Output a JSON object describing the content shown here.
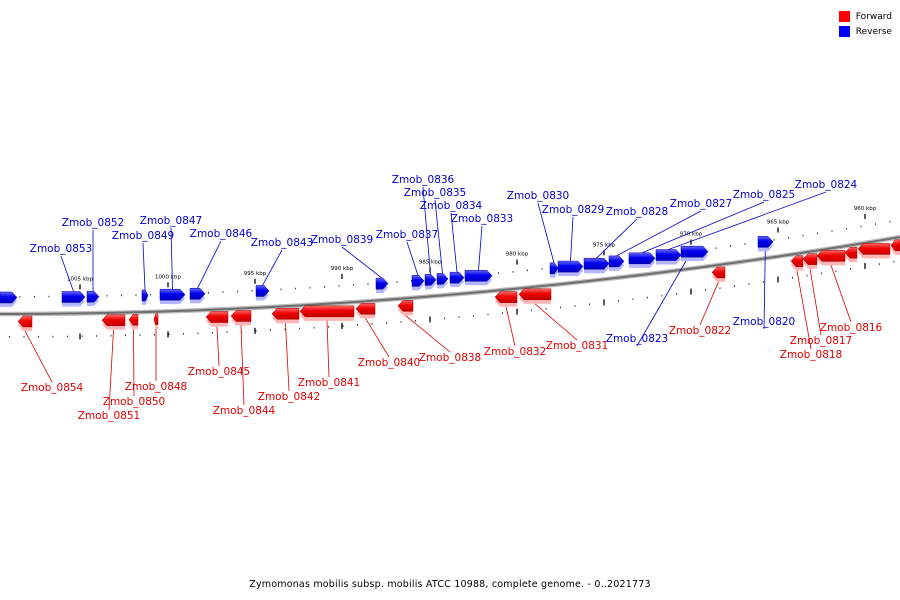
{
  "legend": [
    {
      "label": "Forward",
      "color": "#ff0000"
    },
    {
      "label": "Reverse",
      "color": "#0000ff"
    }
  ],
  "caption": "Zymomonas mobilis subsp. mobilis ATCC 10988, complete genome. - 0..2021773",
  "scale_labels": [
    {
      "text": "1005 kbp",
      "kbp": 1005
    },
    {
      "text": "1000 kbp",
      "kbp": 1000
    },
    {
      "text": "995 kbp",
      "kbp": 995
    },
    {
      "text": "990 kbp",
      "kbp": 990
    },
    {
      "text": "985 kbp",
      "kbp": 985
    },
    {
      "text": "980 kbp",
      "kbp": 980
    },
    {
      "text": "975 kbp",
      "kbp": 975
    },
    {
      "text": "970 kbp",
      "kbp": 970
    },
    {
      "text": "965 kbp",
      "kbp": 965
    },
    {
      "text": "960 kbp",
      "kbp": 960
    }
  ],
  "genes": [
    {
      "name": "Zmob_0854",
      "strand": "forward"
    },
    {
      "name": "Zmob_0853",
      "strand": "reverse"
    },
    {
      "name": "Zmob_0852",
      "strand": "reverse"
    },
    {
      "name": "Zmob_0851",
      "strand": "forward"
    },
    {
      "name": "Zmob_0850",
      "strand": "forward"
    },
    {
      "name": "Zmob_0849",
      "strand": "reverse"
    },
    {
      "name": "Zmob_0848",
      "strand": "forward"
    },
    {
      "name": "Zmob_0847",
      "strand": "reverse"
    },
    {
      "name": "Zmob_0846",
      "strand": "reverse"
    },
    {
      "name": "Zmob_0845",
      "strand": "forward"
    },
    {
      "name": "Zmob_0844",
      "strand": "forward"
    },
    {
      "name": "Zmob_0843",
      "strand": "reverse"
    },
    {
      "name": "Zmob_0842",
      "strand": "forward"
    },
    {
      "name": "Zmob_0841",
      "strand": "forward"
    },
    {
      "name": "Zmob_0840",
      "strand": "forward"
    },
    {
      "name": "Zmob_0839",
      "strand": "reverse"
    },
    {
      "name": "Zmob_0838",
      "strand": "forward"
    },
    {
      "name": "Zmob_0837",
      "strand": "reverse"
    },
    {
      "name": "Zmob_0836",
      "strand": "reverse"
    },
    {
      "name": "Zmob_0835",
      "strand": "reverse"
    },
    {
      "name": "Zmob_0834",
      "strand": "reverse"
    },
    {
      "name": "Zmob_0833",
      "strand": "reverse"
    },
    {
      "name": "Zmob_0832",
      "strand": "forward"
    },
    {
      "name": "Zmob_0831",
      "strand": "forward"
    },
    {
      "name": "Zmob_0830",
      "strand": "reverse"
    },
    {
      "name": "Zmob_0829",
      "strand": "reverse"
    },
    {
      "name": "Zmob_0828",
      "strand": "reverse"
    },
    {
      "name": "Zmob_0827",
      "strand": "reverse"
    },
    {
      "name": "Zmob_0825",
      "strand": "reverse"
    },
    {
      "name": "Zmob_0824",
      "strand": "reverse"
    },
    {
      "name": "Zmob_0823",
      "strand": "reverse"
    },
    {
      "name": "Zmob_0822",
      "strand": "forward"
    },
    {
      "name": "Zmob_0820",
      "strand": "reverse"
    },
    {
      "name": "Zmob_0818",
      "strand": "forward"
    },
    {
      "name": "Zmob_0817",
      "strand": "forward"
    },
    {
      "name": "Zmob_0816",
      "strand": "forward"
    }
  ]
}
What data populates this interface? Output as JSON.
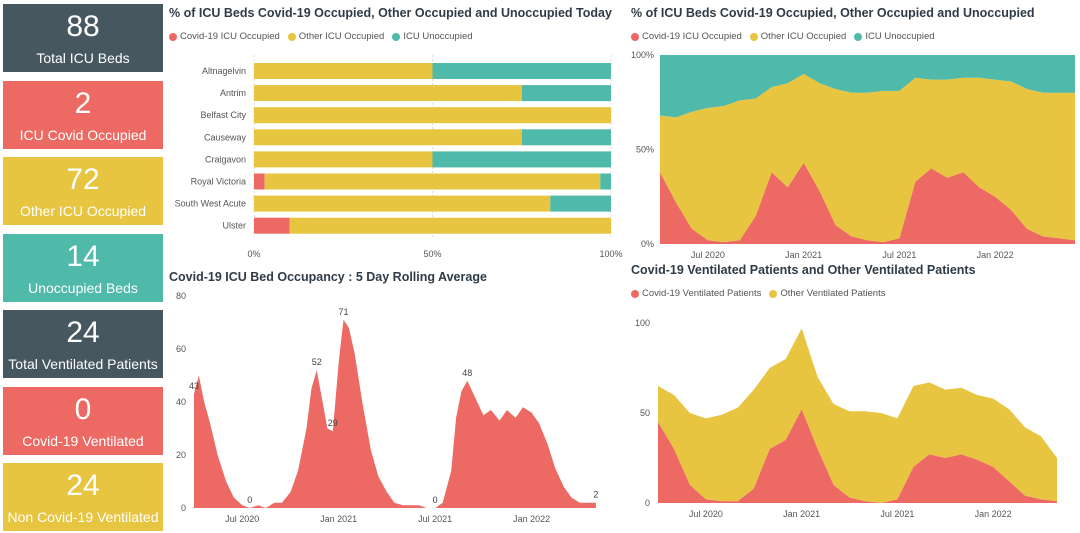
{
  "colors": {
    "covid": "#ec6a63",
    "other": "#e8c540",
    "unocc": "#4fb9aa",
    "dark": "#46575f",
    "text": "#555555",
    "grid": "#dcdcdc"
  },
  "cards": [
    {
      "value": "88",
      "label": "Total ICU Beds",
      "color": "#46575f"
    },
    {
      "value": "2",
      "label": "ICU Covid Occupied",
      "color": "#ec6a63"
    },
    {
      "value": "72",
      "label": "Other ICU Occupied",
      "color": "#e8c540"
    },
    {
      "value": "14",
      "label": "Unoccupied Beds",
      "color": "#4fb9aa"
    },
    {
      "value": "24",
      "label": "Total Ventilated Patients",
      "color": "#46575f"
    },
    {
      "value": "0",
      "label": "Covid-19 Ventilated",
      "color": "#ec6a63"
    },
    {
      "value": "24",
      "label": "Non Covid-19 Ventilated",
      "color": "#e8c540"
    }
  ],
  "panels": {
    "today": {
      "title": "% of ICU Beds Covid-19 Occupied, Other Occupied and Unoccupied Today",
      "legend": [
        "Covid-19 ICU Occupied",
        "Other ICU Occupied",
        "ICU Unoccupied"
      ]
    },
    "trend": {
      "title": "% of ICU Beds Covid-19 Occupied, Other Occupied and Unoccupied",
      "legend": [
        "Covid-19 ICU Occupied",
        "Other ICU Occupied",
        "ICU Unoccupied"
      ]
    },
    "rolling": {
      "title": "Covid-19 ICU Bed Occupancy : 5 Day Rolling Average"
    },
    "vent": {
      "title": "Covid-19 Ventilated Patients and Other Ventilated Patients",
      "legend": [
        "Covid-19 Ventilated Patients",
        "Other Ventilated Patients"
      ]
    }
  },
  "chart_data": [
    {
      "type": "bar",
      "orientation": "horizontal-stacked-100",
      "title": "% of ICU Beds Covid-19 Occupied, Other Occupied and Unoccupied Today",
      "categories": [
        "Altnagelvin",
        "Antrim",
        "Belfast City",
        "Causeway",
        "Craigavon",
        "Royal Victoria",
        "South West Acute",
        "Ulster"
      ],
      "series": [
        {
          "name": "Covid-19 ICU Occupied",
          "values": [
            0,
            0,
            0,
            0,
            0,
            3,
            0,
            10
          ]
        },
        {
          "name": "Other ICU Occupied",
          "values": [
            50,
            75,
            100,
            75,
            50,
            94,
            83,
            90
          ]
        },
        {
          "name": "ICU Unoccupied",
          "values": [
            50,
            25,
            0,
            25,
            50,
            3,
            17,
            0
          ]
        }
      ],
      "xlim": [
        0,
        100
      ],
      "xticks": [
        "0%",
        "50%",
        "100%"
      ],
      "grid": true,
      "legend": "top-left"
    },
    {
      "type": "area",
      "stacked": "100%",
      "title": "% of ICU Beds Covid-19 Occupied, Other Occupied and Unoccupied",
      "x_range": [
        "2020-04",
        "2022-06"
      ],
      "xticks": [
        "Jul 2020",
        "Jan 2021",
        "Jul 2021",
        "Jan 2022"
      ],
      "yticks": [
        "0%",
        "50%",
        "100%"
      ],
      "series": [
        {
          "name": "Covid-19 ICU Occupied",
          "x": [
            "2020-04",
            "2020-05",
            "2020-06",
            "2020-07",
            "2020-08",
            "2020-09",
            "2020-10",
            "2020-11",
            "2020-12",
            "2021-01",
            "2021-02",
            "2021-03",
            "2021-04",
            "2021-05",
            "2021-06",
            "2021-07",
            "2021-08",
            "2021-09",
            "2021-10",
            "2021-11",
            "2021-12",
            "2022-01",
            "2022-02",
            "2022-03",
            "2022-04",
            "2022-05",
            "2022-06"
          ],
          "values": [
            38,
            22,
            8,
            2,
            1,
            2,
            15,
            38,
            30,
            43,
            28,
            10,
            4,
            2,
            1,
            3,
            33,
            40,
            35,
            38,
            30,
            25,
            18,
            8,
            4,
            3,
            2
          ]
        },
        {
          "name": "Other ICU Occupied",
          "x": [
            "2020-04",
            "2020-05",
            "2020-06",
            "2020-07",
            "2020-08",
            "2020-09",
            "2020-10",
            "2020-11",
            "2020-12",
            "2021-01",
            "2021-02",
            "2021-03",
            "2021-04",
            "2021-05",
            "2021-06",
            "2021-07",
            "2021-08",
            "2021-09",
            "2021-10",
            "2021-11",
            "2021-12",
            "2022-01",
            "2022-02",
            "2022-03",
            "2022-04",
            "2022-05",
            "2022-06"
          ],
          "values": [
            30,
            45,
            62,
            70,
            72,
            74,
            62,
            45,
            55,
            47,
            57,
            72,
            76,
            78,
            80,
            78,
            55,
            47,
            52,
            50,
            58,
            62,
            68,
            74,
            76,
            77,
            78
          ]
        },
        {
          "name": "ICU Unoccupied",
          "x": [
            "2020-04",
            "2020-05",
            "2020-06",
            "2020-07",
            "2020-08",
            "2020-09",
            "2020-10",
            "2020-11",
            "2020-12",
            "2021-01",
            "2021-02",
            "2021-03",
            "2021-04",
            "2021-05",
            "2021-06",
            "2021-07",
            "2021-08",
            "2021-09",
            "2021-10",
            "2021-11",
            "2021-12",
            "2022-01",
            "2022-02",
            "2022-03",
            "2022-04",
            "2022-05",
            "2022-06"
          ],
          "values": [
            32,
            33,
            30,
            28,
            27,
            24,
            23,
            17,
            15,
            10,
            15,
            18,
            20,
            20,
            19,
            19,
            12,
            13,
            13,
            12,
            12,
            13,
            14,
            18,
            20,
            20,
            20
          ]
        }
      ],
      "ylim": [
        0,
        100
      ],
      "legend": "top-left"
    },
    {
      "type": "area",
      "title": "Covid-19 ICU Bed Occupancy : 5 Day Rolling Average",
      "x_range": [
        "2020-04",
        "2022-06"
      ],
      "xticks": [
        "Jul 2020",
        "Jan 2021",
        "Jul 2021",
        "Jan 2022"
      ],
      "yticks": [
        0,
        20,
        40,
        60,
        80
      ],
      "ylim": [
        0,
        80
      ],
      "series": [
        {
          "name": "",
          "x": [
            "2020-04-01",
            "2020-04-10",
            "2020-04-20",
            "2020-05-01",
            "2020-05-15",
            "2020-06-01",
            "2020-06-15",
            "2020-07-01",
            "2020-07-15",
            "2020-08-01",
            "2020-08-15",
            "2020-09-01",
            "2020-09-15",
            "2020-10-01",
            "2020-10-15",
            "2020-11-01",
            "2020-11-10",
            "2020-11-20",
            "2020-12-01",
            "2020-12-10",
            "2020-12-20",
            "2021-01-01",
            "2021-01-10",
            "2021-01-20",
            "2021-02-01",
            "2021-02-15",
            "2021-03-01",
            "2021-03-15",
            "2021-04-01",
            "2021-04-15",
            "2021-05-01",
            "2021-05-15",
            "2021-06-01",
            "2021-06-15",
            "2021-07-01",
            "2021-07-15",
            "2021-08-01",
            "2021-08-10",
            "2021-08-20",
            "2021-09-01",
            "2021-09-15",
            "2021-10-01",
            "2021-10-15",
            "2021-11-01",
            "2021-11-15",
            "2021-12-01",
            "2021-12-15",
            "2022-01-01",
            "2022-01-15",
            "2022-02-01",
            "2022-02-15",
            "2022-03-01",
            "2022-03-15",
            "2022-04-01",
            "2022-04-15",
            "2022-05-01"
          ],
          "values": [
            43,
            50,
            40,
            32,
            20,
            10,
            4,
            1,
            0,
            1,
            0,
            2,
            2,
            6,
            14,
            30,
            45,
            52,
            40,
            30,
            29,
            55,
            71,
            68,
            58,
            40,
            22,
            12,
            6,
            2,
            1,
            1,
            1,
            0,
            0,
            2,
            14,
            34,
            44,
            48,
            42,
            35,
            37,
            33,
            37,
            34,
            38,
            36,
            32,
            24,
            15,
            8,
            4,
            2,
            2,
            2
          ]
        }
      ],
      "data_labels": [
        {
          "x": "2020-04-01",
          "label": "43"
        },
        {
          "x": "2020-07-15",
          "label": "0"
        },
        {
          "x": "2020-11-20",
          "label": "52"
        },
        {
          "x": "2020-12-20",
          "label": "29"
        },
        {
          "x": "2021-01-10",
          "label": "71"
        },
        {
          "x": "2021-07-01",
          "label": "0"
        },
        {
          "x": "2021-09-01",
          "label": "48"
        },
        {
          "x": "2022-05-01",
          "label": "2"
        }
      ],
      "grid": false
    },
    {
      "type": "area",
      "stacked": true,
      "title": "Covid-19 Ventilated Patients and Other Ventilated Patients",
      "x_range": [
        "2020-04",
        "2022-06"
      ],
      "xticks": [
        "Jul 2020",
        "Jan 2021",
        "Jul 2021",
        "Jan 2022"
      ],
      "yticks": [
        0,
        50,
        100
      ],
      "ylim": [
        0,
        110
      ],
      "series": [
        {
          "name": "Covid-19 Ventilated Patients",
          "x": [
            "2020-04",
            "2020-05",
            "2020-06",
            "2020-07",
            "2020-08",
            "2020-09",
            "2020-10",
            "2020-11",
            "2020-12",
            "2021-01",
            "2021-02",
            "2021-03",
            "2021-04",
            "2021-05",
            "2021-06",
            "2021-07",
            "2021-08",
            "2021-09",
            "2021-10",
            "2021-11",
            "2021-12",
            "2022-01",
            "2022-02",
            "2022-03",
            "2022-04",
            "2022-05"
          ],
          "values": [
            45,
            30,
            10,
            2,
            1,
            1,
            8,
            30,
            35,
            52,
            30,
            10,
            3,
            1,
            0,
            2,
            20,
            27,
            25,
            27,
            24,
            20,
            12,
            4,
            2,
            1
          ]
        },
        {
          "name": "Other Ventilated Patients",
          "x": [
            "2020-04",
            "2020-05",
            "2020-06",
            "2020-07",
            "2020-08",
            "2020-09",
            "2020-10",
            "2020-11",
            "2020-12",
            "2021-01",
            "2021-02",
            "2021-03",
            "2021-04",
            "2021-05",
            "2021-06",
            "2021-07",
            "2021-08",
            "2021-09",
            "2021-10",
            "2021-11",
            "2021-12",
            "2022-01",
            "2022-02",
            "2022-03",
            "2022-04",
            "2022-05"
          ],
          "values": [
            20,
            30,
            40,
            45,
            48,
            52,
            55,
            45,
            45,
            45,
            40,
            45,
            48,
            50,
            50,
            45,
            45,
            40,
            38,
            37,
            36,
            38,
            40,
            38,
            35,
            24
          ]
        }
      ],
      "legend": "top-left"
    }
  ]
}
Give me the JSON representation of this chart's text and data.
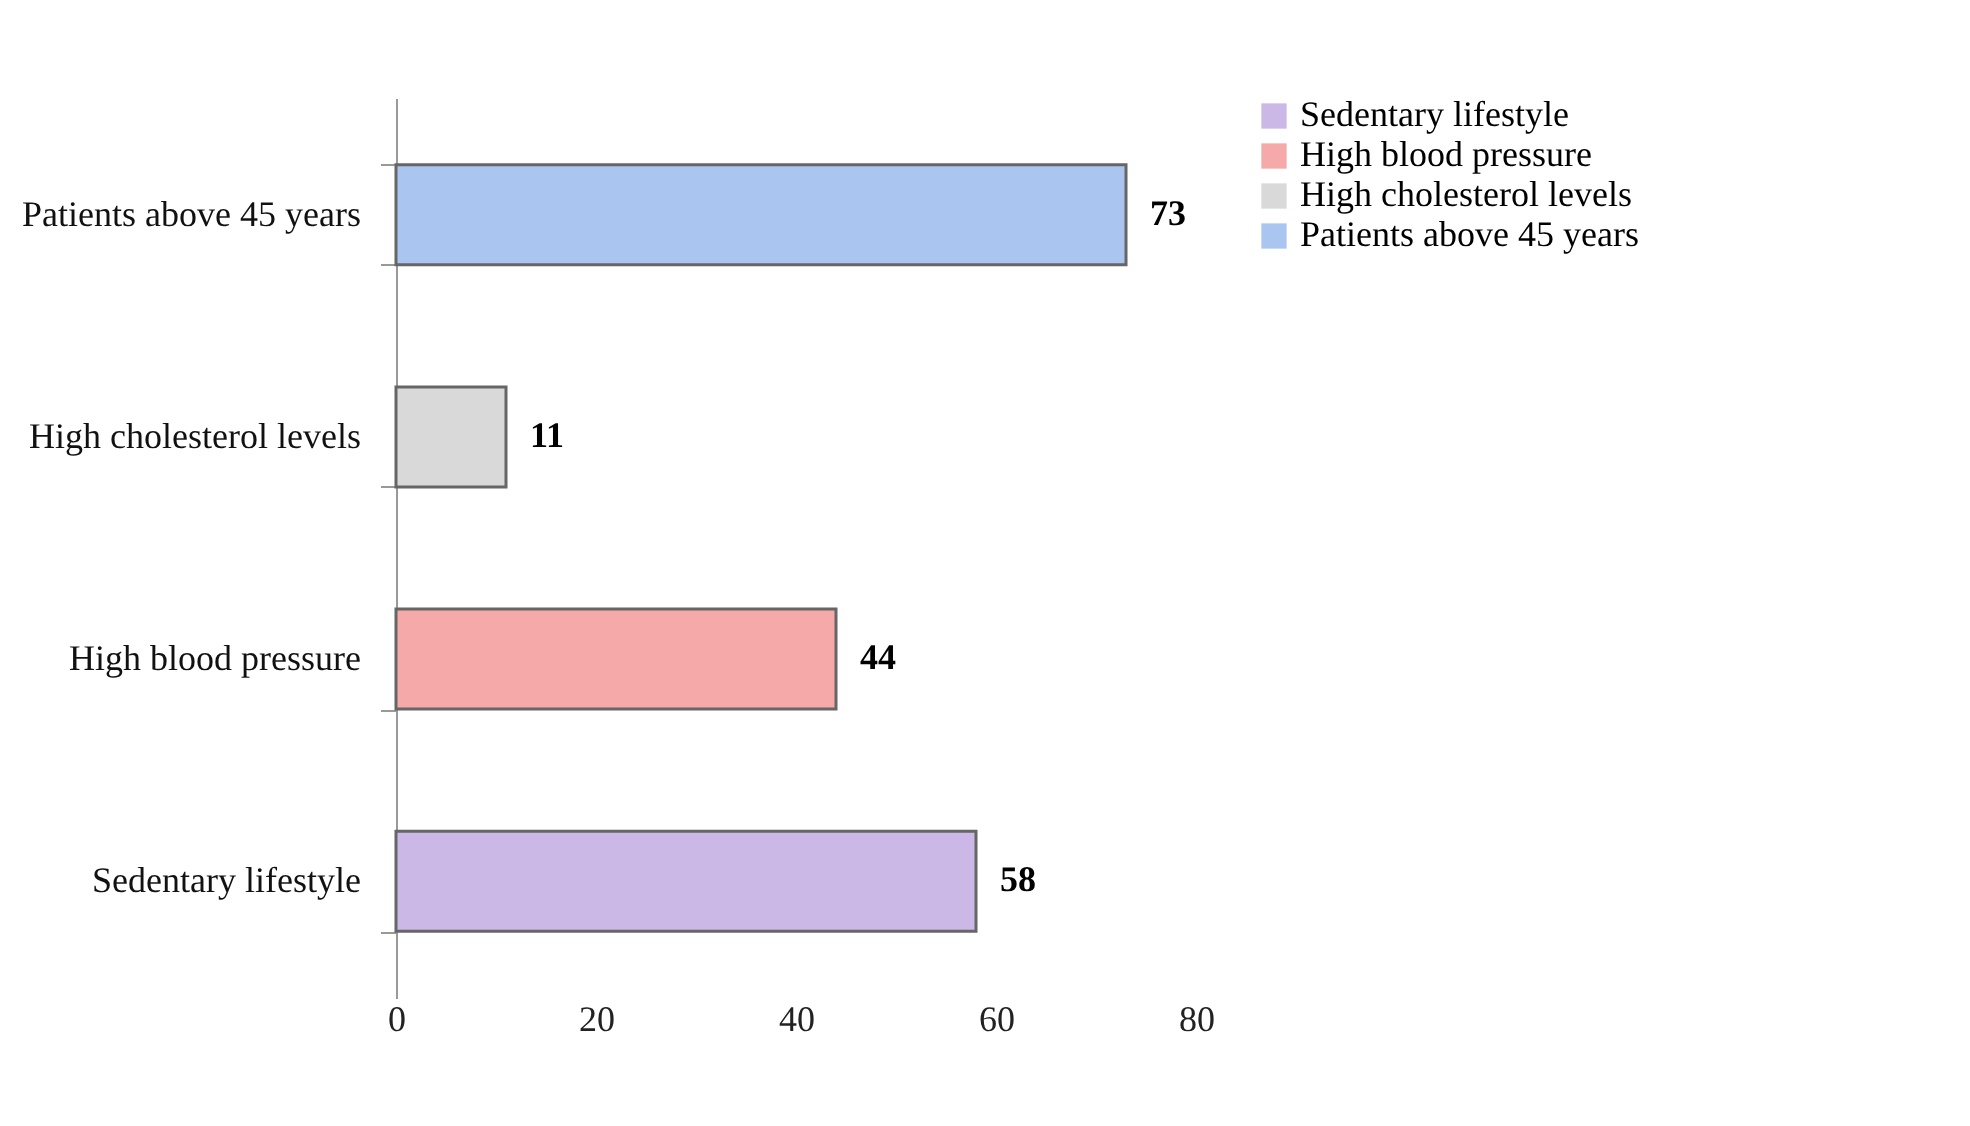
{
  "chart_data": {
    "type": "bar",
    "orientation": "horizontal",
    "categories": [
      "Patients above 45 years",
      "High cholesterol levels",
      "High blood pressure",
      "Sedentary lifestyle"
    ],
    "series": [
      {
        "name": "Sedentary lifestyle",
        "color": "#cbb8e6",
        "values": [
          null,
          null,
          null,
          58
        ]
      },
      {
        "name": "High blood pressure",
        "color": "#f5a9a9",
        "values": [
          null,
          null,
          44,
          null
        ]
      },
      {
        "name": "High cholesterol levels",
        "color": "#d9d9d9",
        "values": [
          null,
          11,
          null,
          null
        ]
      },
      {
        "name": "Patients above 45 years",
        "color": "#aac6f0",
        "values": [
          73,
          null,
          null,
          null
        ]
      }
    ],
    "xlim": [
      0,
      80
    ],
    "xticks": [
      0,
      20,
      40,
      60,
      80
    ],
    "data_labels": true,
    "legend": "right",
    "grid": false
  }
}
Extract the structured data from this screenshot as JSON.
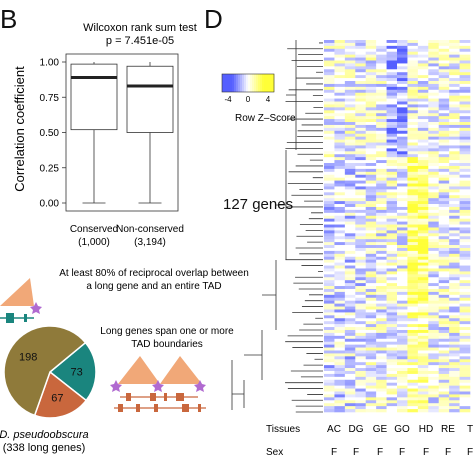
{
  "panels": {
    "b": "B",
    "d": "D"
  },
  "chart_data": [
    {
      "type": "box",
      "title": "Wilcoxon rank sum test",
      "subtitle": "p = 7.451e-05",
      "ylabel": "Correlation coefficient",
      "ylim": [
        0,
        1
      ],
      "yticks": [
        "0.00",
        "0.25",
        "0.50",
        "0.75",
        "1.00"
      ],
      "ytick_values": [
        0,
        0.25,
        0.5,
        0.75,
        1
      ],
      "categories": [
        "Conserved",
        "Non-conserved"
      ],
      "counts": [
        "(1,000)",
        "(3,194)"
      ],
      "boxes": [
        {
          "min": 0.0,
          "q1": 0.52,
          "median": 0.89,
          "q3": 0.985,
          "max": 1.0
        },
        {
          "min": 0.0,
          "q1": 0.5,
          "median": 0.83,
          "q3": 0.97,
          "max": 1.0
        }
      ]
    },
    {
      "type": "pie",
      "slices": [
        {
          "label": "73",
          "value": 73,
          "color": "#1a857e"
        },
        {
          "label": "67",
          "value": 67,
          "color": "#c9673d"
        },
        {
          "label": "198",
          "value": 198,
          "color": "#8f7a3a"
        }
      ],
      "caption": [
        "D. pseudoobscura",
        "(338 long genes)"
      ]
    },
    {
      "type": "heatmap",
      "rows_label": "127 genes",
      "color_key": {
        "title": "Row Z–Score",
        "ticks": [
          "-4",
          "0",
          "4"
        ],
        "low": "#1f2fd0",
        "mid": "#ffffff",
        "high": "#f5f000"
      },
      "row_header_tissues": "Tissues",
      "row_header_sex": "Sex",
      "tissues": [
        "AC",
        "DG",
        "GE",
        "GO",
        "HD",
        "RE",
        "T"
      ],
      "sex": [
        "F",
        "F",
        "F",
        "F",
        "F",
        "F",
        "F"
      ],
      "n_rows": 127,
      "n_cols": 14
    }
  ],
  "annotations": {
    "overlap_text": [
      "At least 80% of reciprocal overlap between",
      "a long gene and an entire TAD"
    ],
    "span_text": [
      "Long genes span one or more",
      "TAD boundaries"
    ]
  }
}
────────────────
*PROBLEM DESCRIPTION*.
Whenever a line in the records contains the word "JSON", copy that line.

*TASK SOLUTION*.
Output a JSON object describing the content shown here.
What data populates this interface? Output as JSON.
Give me the JSON representation of this chart's text and data.
Extract the structured data from this screenshot as JSON.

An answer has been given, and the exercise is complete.